■ **Exercise**: Copy each of the entries below faithfully, setting aside any pictures.

Rows from a figure dataset
◇ ◇ ◇
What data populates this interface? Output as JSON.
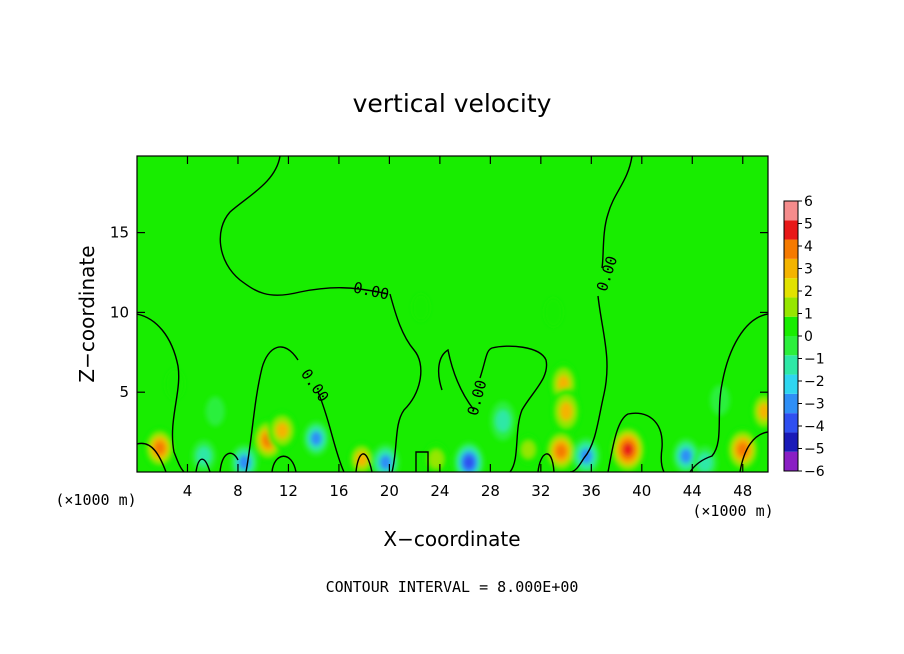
{
  "chart_data": {
    "type": "heatmap",
    "title": "vertical velocity",
    "xlabel": "X−coordinate",
    "ylabel": "Z−coordinate",
    "x_unit_left": "(×1000 m)",
    "x_unit_right": "(×1000 m)",
    "xlim": [
      0,
      50
    ],
    "ylim": [
      0,
      19.8
    ],
    "x_ticks": [
      4,
      8,
      12,
      16,
      20,
      24,
      28,
      32,
      36,
      40,
      44,
      48
    ],
    "y_ticks": [
      5,
      10,
      15
    ],
    "colorbar": {
      "min": -6,
      "max": 6,
      "labels": [
        "6",
        "5",
        "4",
        "3",
        "2",
        "1",
        "0",
        "−1",
        "−2",
        "−3",
        "−4",
        "−5",
        "−6"
      ],
      "colors": [
        "#8a1fc4",
        "#1a1ab8",
        "#2f4ff0",
        "#2f8ff6",
        "#2fd6f0",
        "#2fe8a6",
        "#2cef3c",
        "#18ed00",
        "#96e600",
        "#e2e200",
        "#f4b400",
        "#f57a00",
        "#e81818",
        "#f58c8c"
      ]
    },
    "background_value": 0,
    "field_features": [
      {
        "x": 1.8,
        "z": 1.5,
        "value": 3.2
      },
      {
        "x": 10.4,
        "z": 2.0,
        "value": 3.5
      },
      {
        "x": 11.5,
        "z": 2.6,
        "value": 3.0
      },
      {
        "x": 14.2,
        "z": 2.1,
        "value": -2.2
      },
      {
        "x": 5.3,
        "z": 1.0,
        "value": -1.8
      },
      {
        "x": 8.5,
        "z": 0.6,
        "value": -2.5
      },
      {
        "x": 3.0,
        "z": 5.5,
        "value": 0.8
      },
      {
        "x": 17.8,
        "z": 0.8,
        "value": 2.2
      },
      {
        "x": 19.7,
        "z": 0.6,
        "value": -2.6
      },
      {
        "x": 23.7,
        "z": 0.8,
        "value": 2.0
      },
      {
        "x": 26.3,
        "z": 0.6,
        "value": -3.2
      },
      {
        "x": 29.0,
        "z": 3.2,
        "value": -2.0
      },
      {
        "x": 31.0,
        "z": 1.4,
        "value": 1.5
      },
      {
        "x": 33.8,
        "z": 5.5,
        "value": 2.6
      },
      {
        "x": 34.0,
        "z": 3.8,
        "value": 3.0
      },
      {
        "x": 33.6,
        "z": 1.3,
        "value": 3.6
      },
      {
        "x": 35.6,
        "z": 1.0,
        "value": -2.6
      },
      {
        "x": 38.9,
        "z": 1.4,
        "value": 4.4
      },
      {
        "x": 43.5,
        "z": 1.0,
        "value": -2.4
      },
      {
        "x": 48.0,
        "z": 1.4,
        "value": 3.8
      },
      {
        "x": 45.0,
        "z": 0.6,
        "value": -2.0
      },
      {
        "x": 46.2,
        "z": 4.5,
        "value": -0.8
      },
      {
        "x": 49.7,
        "z": 3.8,
        "value": 2.2
      },
      {
        "x": 6.2,
        "z": 3.8,
        "value": -0.7
      },
      {
        "x": 33.0,
        "z": 10.0,
        "value": 0.6
      },
      {
        "x": 22.5,
        "z": 10.3,
        "value": 0.4
      }
    ],
    "contour_label": "0.00",
    "contour_interval": "CONTOUR INTERVAL = 8.000E+00"
  }
}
◇ ◇ ◇
■ **Exercise solution**:
What data populates this interface? Output as JSON.
{
  "chart_data": {
    "type": "heatmap",
    "title": "vertical velocity",
    "xlabel": "X−coordinate",
    "ylabel": "Z−coordinate",
    "x_unit_left": "(×1000 m)",
    "x_unit_right": "(×1000 m)",
    "xlim": [
      0,
      50
    ],
    "ylim": [
      0,
      19.8
    ],
    "x_ticks": [
      4,
      8,
      12,
      16,
      20,
      24,
      28,
      32,
      36,
      40,
      44,
      48
    ],
    "y_ticks": [
      5,
      10,
      15
    ],
    "colorbar": {
      "min": -6,
      "max": 6,
      "labels": [
        "6",
        "5",
        "4",
        "3",
        "2",
        "1",
        "0",
        "−1",
        "−2",
        "−3",
        "−4",
        "−5",
        "−6"
      ],
      "colors": [
        "#8a1fc4",
        "#1a1ab8",
        "#2f4ff0",
        "#2f8ff6",
        "#2fd6f0",
        "#2fe8a6",
        "#2cef3c",
        "#18ed00",
        "#96e600",
        "#e2e200",
        "#f4b400",
        "#f57a00",
        "#e81818",
        "#f58c8c"
      ]
    },
    "background_value": 0,
    "field_features": [
      {
        "x": 1.8,
        "z": 1.5,
        "value": 3.2
      },
      {
        "x": 10.4,
        "z": 2.0,
        "value": 3.5
      },
      {
        "x": 11.5,
        "z": 2.6,
        "value": 3.0
      },
      {
        "x": 14.2,
        "z": 2.1,
        "value": -2.2
      },
      {
        "x": 5.3,
        "z": 1.0,
        "value": -1.8
      },
      {
        "x": 8.5,
        "z": 0.6,
        "value": -2.5
      },
      {
        "x": 3.0,
        "z": 5.5,
        "value": 0.8
      },
      {
        "x": 17.8,
        "z": 0.8,
        "value": 2.2
      },
      {
        "x": 19.7,
        "z": 0.6,
        "value": -2.6
      },
      {
        "x": 23.7,
        "z": 0.8,
        "value": 2.0
      },
      {
        "x": 26.3,
        "z": 0.6,
        "value": -3.2
      },
      {
        "x": 29.0,
        "z": 3.2,
        "value": -2.0
      },
      {
        "x": 31.0,
        "z": 1.4,
        "value": 1.5
      },
      {
        "x": 33.8,
        "z": 5.5,
        "value": 2.6
      },
      {
        "x": 34.0,
        "z": 3.8,
        "value": 3.0
      },
      {
        "x": 33.6,
        "z": 1.3,
        "value": 3.6
      },
      {
        "x": 35.6,
        "z": 1.0,
        "value": -2.6
      },
      {
        "x": 38.9,
        "z": 1.4,
        "value": 4.4
      },
      {
        "x": 43.5,
        "z": 1.0,
        "value": -2.4
      },
      {
        "x": 48.0,
        "z": 1.4,
        "value": 3.8
      },
      {
        "x": 45.0,
        "z": 0.6,
        "value": -2.0
      },
      {
        "x": 46.2,
        "z": 4.5,
        "value": -0.8
      },
      {
        "x": 49.7,
        "z": 3.8,
        "value": 2.2
      },
      {
        "x": 6.2,
        "z": 3.8,
        "value": -0.7
      },
      {
        "x": 33.0,
        "z": 10.0,
        "value": 0.6
      },
      {
        "x": 22.5,
        "z": 10.3,
        "value": 0.4
      }
    ],
    "contour_label": "0.00",
    "contour_interval": "CONTOUR INTERVAL = 8.000E+00"
  }
}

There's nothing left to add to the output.